PROBLEM TO SOLVE: Each entry below is to be written out exactly, and the pictures are to be left out.

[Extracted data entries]
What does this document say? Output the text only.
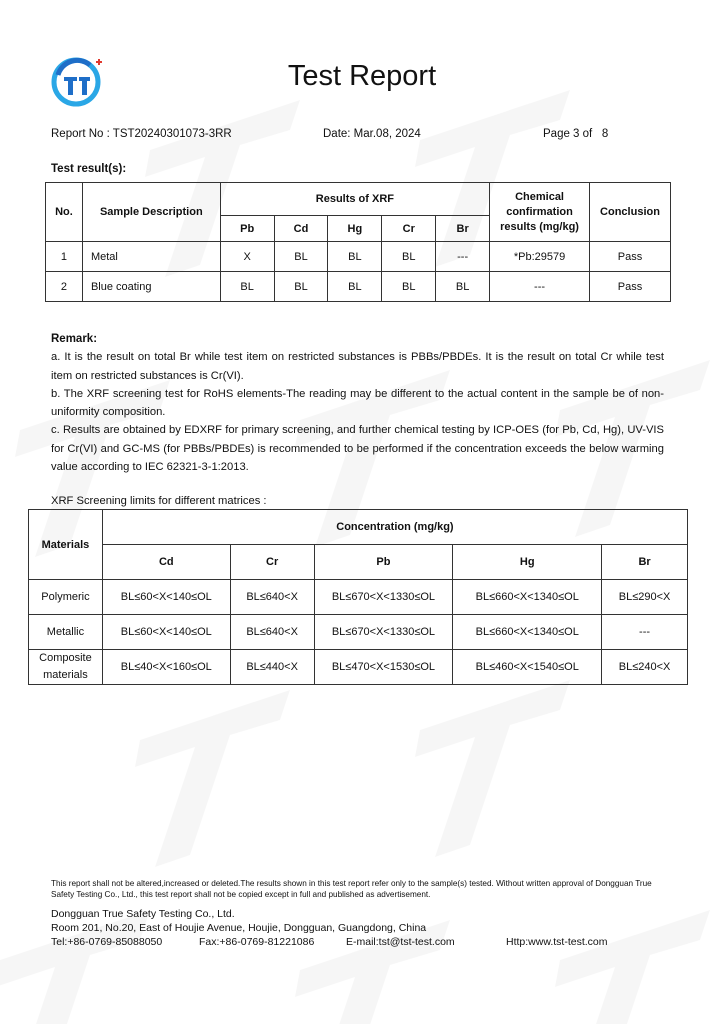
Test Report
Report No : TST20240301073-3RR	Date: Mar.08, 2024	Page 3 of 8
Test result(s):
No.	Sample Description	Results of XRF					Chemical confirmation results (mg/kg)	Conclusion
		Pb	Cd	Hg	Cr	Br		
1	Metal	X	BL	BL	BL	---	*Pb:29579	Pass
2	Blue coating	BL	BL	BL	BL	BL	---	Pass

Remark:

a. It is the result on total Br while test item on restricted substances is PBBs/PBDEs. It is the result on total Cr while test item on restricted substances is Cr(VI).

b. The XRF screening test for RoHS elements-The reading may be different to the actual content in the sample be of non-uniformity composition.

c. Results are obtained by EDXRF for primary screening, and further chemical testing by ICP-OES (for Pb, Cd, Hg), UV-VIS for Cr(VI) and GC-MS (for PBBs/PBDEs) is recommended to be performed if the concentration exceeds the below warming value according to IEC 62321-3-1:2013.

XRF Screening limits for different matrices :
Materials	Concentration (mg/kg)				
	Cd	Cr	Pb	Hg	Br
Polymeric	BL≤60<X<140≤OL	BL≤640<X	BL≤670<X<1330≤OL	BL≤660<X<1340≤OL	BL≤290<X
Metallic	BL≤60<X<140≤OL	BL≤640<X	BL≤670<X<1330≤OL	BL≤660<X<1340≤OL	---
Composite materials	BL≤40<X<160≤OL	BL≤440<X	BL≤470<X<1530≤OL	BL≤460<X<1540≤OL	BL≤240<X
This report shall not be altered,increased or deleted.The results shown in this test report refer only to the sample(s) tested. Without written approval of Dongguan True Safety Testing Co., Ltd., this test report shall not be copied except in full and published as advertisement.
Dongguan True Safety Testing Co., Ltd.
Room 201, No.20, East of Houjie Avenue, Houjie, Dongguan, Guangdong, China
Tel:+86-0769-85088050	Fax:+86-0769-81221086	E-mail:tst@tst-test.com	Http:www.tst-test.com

WRITTEN ANSWER:
What does this document say? Output the text only.
Test Report
Report No : TST20240301073-3RR	Date: Mar.08, 2024	Page 3 of 8
Test result(s):
No.	Sample Description	Results of XRF					Chemical confirmation results (mg/kg)	Conclusion
		Pb	Cd	Hg	Cr	Br		
1	Metal	X	BL	BL	BL	---	*Pb:29579	Pass
2	Blue coating	BL	BL	BL	BL	BL	---	Pass

Remark:

a. It is the result on total Br while test item on restricted substances is PBBs/PBDEs. It is the result on total Cr while test item on restricted substances is Cr(VI).

b. The XRF screening test for RoHS elements-The reading may be different to the actual content in the sample be of non-uniformity composition.

c. Results are obtained by EDXRF for primary screening, and further chemical testing by ICP-OES (for Pb, Cd, Hg), UV-VIS for Cr(VI) and GC-MS (for PBBs/PBDEs) is recommended to be performed if the concentration exceeds the below warming value according to IEC 62321-3-1:2013.

XRF Screening limits for different matrices :
Materials	Concentration (mg/kg)				
	Cd	Cr	Pb	Hg	Br
Polymeric	BL≤60<X<140≤OL	BL≤640<X	BL≤670<X<1330≤OL	BL≤660<X<1340≤OL	BL≤290<X
Metallic	BL≤60<X<140≤OL	BL≤640<X	BL≤670<X<1330≤OL	BL≤660<X<1340≤OL	---
Composite materials	BL≤40<X<160≤OL	BL≤440<X	BL≤470<X<1530≤OL	BL≤460<X<1540≤OL	BL≤240<X
This report shall not be altered,increased or deleted.The results shown in this test report refer only to the sample(s) tested. Without written approval of Dongguan True Safety Testing Co., Ltd., this test report shall not be copied except in full and published as advertisement.
Dongguan True Safety Testing Co., Ltd.
Room 201, No.20, East of Houjie Avenue, Houjie, Dongguan, Guangdong, China
Tel:+86-0769-85088050	Fax:+86-0769-81221086	E-mail:tst@tst-test.com	Http:www.tst-test.com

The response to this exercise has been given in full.